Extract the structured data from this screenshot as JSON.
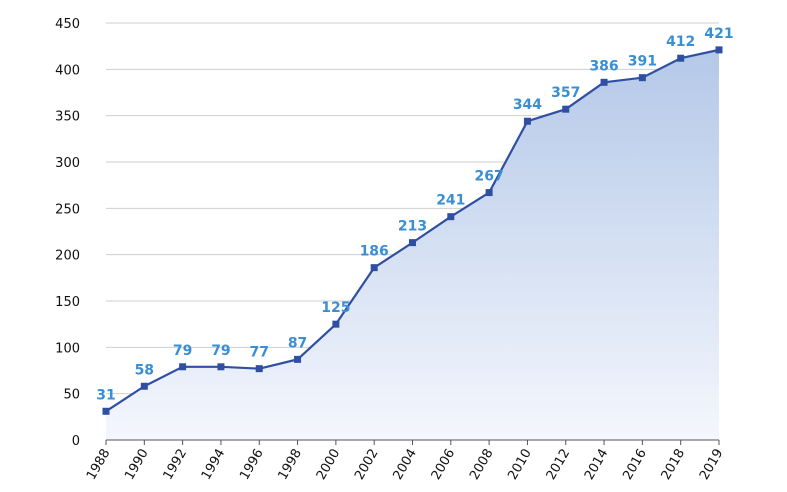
{
  "chart_data": {
    "type": "area",
    "title": "",
    "xlabel": "",
    "ylabel": "",
    "x": [
      "1988",
      "1990",
      "1992",
      "1994",
      "1996",
      "1998",
      "2000",
      "2002",
      "2004",
      "2006",
      "2008",
      "2010",
      "2012",
      "2014",
      "2016",
      "2018",
      "2019"
    ],
    "series": [
      {
        "values": [
          31,
          58,
          79,
          79,
          77,
          87,
          125,
          186,
          213,
          241,
          267,
          344,
          357,
          386,
          391,
          412,
          421
        ]
      }
    ],
    "ylim": [
      0,
      450
    ],
    "yticks": [
      0,
      50,
      100,
      150,
      200,
      250,
      300,
      350,
      400,
      450
    ],
    "grid": true,
    "data_labels": true,
    "colors": {
      "line": "#2f4fa3",
      "marker": "#2f4fa3",
      "fill_top": "#b4c8e8",
      "fill_bottom": "#f4f7fd",
      "data_label": "#3a8fd4",
      "grid": "#cfcfcf"
    }
  }
}
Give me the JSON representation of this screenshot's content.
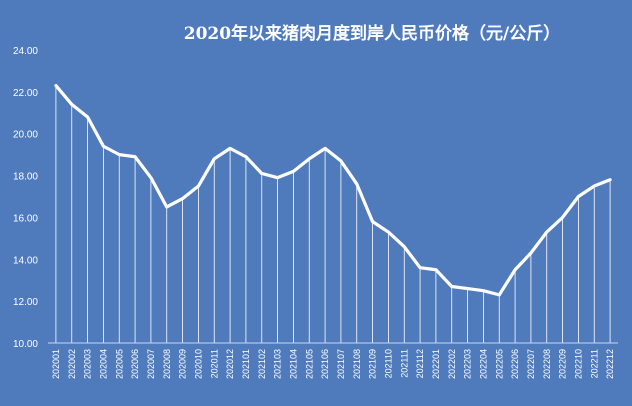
{
  "chart_data": {
    "type": "line",
    "title": "2020年以来猪肉月度到岸人民币价格（元/公斤）",
    "categories": [
      "202001",
      "202002",
      "202003",
      "202004",
      "202005",
      "202006",
      "202007",
      "202008",
      "202009",
      "202010",
      "202011",
      "202012",
      "202101",
      "202102",
      "202103",
      "202104",
      "202105",
      "202106",
      "202107",
      "202108",
      "202109",
      "202110",
      "202111",
      "202112",
      "202201",
      "202202",
      "202203",
      "202204",
      "202205",
      "202206",
      "202207",
      "202208",
      "202209",
      "202210",
      "202211",
      "202212"
    ],
    "values": [
      22.3,
      21.4,
      20.8,
      19.4,
      19.0,
      18.9,
      17.9,
      16.5,
      16.9,
      17.5,
      18.8,
      19.3,
      18.9,
      18.1,
      17.9,
      18.2,
      18.8,
      19.3,
      18.7,
      17.6,
      15.8,
      15.3,
      14.6,
      13.6,
      13.5,
      12.7,
      12.6,
      12.5,
      12.3,
      13.5,
      14.3,
      15.3,
      16.0,
      17.0,
      17.5,
      17.8
    ],
    "yticks": [
      "10.00",
      "12.00",
      "14.00",
      "16.00",
      "18.00",
      "20.00",
      "22.00",
      "24.00"
    ],
    "ylim": [
      10,
      24
    ],
    "grid": false,
    "drop_lines": true,
    "colors": {
      "background": "#4f7bbd",
      "line": "#ffffff",
      "text": "#ffffff"
    }
  }
}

STATED GOAL — Pictures are not part of the copy; reproduce exactly and only the lines from the line containing "Give me the" through the end of the listing.

ANSWER TO THE EXERCISE —
Give me the JSON representation of this screenshot's content.
{
  "chart_data": {
    "type": "line",
    "title": "2020年以来猪肉月度到岸人民币价格（元/公斤）",
    "categories": [
      "202001",
      "202002",
      "202003",
      "202004",
      "202005",
      "202006",
      "202007",
      "202008",
      "202009",
      "202010",
      "202011",
      "202012",
      "202101",
      "202102",
      "202103",
      "202104",
      "202105",
      "202106",
      "202107",
      "202108",
      "202109",
      "202110",
      "202111",
      "202112",
      "202201",
      "202202",
      "202203",
      "202204",
      "202205",
      "202206",
      "202207",
      "202208",
      "202209",
      "202210",
      "202211",
      "202212"
    ],
    "values": [
      22.3,
      21.4,
      20.8,
      19.4,
      19.0,
      18.9,
      17.9,
      16.5,
      16.9,
      17.5,
      18.8,
      19.3,
      18.9,
      18.1,
      17.9,
      18.2,
      18.8,
      19.3,
      18.7,
      17.6,
      15.8,
      15.3,
      14.6,
      13.6,
      13.5,
      12.7,
      12.6,
      12.5,
      12.3,
      13.5,
      14.3,
      15.3,
      16.0,
      17.0,
      17.5,
      17.8
    ],
    "yticks": [
      "10.00",
      "12.00",
      "14.00",
      "16.00",
      "18.00",
      "20.00",
      "22.00",
      "24.00"
    ],
    "ylim": [
      10,
      24
    ],
    "grid": false,
    "drop_lines": true,
    "colors": {
      "background": "#4f7bbd",
      "line": "#ffffff",
      "text": "#ffffff"
    }
  }
}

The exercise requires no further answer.